### Requirements
Search the entries for the word "this" and pull out each line that has it.

Figure data in JSON
-- START --
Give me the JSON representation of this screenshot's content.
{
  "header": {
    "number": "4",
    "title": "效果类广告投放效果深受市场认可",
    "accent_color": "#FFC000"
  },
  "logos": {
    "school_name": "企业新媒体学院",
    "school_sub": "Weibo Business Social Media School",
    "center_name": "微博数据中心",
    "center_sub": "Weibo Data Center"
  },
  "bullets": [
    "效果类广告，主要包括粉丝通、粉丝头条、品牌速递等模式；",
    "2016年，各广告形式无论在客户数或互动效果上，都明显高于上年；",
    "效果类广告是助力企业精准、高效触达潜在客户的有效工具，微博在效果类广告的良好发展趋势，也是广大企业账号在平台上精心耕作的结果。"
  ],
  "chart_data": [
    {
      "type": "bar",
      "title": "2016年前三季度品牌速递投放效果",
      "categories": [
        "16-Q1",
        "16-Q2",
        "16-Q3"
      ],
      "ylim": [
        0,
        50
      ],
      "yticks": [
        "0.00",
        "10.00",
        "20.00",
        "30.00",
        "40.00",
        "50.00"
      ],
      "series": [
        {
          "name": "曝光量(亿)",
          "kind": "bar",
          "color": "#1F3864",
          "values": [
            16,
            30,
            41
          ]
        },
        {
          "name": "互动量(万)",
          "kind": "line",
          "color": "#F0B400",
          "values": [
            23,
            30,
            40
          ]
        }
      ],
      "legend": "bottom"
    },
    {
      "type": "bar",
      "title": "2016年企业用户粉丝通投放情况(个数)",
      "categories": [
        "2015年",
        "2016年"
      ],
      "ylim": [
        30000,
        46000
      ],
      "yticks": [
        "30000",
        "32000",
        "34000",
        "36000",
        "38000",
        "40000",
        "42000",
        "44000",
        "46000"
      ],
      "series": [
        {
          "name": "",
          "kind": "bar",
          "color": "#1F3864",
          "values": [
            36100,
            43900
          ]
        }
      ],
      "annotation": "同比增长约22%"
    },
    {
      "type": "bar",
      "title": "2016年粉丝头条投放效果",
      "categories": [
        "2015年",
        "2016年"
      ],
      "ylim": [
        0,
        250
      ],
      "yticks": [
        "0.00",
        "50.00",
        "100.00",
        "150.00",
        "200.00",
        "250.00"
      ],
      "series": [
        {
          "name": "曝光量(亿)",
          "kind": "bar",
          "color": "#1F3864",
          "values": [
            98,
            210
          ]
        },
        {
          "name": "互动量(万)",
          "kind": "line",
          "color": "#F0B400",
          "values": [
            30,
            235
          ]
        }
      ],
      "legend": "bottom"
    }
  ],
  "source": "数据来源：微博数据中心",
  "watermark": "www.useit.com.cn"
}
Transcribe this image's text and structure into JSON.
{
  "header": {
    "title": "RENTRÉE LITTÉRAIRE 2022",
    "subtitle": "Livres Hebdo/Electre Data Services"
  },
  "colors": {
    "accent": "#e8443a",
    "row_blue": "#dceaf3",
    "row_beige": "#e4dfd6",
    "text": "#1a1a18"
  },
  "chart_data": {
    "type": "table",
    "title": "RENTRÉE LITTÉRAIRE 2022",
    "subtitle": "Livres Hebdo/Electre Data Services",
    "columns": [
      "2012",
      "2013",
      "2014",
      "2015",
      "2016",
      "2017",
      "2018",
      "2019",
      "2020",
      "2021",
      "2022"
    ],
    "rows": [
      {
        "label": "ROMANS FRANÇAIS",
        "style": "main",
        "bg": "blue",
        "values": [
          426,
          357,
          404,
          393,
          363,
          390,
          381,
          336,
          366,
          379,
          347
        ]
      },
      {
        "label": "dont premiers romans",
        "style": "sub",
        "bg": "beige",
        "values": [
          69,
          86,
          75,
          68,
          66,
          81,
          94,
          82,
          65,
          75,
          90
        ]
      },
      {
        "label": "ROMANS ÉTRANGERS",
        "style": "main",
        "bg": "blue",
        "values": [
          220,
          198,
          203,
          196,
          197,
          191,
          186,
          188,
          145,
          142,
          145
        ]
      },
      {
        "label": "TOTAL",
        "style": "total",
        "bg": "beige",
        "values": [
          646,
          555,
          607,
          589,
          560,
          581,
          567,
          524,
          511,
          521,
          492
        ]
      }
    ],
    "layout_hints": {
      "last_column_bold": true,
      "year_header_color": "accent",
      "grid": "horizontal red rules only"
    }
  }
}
-- END --
### Task response
Give me the JSON representation of this screenshot's content.
Transcribe this image's text and structure into JSON.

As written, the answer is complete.